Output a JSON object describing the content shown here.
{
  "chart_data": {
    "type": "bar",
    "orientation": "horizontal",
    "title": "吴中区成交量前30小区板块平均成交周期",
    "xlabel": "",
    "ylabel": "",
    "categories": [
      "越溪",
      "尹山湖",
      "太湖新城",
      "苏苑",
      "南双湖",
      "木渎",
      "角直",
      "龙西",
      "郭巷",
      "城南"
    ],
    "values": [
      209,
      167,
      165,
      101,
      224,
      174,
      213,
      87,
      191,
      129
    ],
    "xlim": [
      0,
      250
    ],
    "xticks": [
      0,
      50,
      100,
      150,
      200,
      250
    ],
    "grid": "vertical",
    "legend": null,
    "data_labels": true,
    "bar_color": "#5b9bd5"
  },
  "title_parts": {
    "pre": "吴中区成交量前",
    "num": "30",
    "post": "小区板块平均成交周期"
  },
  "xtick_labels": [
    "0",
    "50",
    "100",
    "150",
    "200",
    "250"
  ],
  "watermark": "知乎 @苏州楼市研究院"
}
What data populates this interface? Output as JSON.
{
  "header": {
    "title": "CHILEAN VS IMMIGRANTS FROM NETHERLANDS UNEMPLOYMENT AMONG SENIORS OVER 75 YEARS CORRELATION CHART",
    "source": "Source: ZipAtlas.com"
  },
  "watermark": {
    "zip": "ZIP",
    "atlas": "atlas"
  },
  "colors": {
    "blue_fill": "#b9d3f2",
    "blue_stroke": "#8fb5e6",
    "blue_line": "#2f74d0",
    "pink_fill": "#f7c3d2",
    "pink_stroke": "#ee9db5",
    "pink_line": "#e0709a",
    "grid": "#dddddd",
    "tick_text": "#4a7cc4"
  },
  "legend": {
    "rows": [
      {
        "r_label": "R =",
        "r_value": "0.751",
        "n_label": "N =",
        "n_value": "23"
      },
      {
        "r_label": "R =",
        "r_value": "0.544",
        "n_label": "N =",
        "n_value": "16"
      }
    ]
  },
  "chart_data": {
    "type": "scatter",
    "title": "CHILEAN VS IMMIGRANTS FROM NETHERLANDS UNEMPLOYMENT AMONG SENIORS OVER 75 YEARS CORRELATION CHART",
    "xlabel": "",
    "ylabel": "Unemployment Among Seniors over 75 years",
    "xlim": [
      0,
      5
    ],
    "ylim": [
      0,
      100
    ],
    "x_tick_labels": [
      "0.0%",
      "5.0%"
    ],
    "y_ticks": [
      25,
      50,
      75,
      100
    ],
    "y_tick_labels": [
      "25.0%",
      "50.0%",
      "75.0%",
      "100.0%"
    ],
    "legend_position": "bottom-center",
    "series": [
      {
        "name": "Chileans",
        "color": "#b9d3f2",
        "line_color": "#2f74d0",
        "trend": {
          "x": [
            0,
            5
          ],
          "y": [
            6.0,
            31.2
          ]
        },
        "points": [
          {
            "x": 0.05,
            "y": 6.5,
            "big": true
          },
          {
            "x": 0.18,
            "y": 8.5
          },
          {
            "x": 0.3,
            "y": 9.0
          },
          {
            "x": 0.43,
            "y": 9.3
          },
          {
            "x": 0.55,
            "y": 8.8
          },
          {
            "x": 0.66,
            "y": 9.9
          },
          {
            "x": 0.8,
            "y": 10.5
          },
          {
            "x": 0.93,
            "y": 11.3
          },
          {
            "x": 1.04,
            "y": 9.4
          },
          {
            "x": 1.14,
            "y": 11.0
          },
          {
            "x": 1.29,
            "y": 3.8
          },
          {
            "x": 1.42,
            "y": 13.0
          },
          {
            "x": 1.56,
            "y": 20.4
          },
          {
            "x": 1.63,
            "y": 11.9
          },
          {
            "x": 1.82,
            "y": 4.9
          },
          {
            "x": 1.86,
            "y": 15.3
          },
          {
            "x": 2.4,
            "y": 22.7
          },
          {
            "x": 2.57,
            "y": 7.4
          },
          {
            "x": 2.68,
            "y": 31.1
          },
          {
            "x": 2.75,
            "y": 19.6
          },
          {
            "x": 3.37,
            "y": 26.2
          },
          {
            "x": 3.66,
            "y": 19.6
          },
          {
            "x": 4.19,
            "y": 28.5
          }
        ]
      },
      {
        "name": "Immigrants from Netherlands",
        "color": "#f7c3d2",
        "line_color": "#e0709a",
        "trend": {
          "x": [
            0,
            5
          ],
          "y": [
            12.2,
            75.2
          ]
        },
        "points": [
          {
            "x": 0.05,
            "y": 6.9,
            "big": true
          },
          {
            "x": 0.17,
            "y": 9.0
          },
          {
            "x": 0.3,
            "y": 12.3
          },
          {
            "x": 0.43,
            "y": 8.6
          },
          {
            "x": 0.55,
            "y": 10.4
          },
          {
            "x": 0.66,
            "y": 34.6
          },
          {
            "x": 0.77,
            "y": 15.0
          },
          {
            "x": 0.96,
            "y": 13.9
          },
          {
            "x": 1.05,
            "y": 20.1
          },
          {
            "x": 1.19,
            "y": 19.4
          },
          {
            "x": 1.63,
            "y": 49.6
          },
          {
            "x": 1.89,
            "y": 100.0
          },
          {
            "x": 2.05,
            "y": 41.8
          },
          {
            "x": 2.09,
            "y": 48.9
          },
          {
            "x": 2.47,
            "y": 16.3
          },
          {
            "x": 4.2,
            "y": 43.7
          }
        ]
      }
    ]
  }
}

•••

*Task details:*
Write the data from above out again, exactly.

*Response for this exercise:*
Output a JSON object describing the content shown here.
{
  "chart_data": {
    "type": "bar",
    "orientation": "horizontal",
    "title": "吴中区成交量前30小区板块平均成交周期",
    "xlabel": "",
    "ylabel": "",
    "categories": [
      "越溪",
      "尹山湖",
      "太湖新城",
      "苏苑",
      "南双湖",
      "木渎",
      "角直",
      "龙西",
      "郭巷",
      "城南"
    ],
    "values": [
      209,
      167,
      165,
      101,
      224,
      174,
      213,
      87,
      191,
      129
    ],
    "xlim": [
      0,
      250
    ],
    "xticks": [
      0,
      50,
      100,
      150,
      200,
      250
    ],
    "grid": "vertical",
    "legend": null,
    "data_labels": true,
    "bar_color": "#5b9bd5"
  },
  "title_parts": {
    "pre": "吴中区成交量前",
    "num": "30",
    "post": "小区板块平均成交周期"
  },
  "xtick_labels": [
    "0",
    "50",
    "100",
    "150",
    "200",
    "250"
  ],
  "watermark": "知乎 @苏州楼市研究院"
}
What data populates this interface? Output as JSON.
{
  "header": {
    "title": "CHILEAN VS IMMIGRANTS FROM NETHERLANDS UNEMPLOYMENT AMONG SENIORS OVER 75 YEARS CORRELATION CHART",
    "source": "Source: ZipAtlas.com"
  },
  "watermark": {
    "zip": "ZIP",
    "atlas": "atlas"
  },
  "colors": {
    "blue_fill": "#b9d3f2",
    "blue_stroke": "#8fb5e6",
    "blue_line": "#2f74d0",
    "pink_fill": "#f7c3d2",
    "pink_stroke": "#ee9db5",
    "pink_line": "#e0709a",
    "grid": "#dddddd",
    "tick_text": "#4a7cc4"
  },
  "legend": {
    "rows": [
      {
        "r_label": "R =",
        "r_value": "0.751",
        "n_label": "N =",
        "n_value": "23"
      },
      {
        "r_label": "R =",
        "r_value": "0.544",
        "n_label": "N =",
        "n_value": "16"
      }
    ]
  },
  "chart_data": {
    "type": "scatter",
    "title": "CHILEAN VS IMMIGRANTS FROM NETHERLANDS UNEMPLOYMENT AMONG SENIORS OVER 75 YEARS CORRELATION CHART",
    "xlabel": "",
    "ylabel": "Unemployment Among Seniors over 75 years",
    "xlim": [
      0,
      5
    ],
    "ylim": [
      0,
      100
    ],
    "x_tick_labels": [
      "0.0%",
      "5.0%"
    ],
    "y_ticks": [
      25,
      50,
      75,
      100
    ],
    "y_tick_labels": [
      "25.0%",
      "50.0%",
      "75.0%",
      "100.0%"
    ],
    "legend_position": "bottom-center",
    "series": [
      {
        "name": "Chileans",
        "color": "#b9d3f2",
        "line_color": "#2f74d0",
        "trend": {
          "x": [
            0,
            5
          ],
          "y": [
            6.0,
            31.2
          ]
        },
        "points": [
          {
            "x": 0.05,
            "y": 6.5,
            "big": true
          },
          {
            "x": 0.18,
            "y": 8.5
          },
          {
            "x": 0.3,
            "y": 9.0
          },
          {
            "x": 0.43,
            "y": 9.3
          },
          {
            "x": 0.55,
            "y": 8.8
          },
          {
            "x": 0.66,
            "y": 9.9
          },
          {
            "x": 0.8,
            "y": 10.5
          },
          {
            "x": 0.93,
            "y": 11.3
          },
          {
            "x": 1.04,
            "y": 9.4
          },
          {
            "x": 1.14,
            "y": 11.0
          },
          {
            "x": 1.29,
            "y": 3.8
          },
          {
            "x": 1.42,
            "y": 13.0
          },
          {
            "x": 1.56,
            "y": 20.4
          },
          {
            "x": 1.63,
            "y": 11.9
          },
          {
            "x": 1.82,
            "y": 4.9
          },
          {
            "x": 1.86,
            "y": 15.3
          },
          {
            "x": 2.4,
            "y": 22.7
          },
          {
            "x": 2.57,
            "y": 7.4
          },
          {
            "x": 2.68,
            "y": 31.1
          },
          {
            "x": 2.75,
            "y": 19.6
          },
          {
            "x": 3.37,
            "y": 26.2
          },
          {
            "x": 3.66,
            "y": 19.6
          },
          {
            "x": 4.19,
            "y": 28.5
          }
        ]
      },
      {
        "name": "Immigrants from Netherlands",
        "color": "#f7c3d2",
        "line_color": "#e0709a",
        "trend": {
          "x": [
            0,
            5
          ],
          "y": [
            12.2,
            75.2
          ]
        },
        "points": [
          {
            "x": 0.05,
            "y": 6.9,
            "big": true
          },
          {
            "x": 0.17,
            "y": 9.0
          },
          {
            "x": 0.3,
            "y": 12.3
          },
          {
            "x": 0.43,
            "y": 8.6
          },
          {
            "x": 0.55,
            "y": 10.4
          },
          {
            "x": 0.66,
            "y": 34.6
          },
          {
            "x": 0.77,
            "y": 15.0
          },
          {
            "x": 0.96,
            "y": 13.9
          },
          {
            "x": 1.05,
            "y": 20.1
          },
          {
            "x": 1.19,
            "y": 19.4
          },
          {
            "x": 1.63,
            "y": 49.6
          },
          {
            "x": 1.89,
            "y": 100.0
          },
          {
            "x": 2.05,
            "y": 41.8
          },
          {
            "x": 2.09,
            "y": 48.9
          },
          {
            "x": 2.47,
            "y": 16.3
          },
          {
            "x": 4.2,
            "y": 43.7
          }
        ]
      }
    ]
  }
}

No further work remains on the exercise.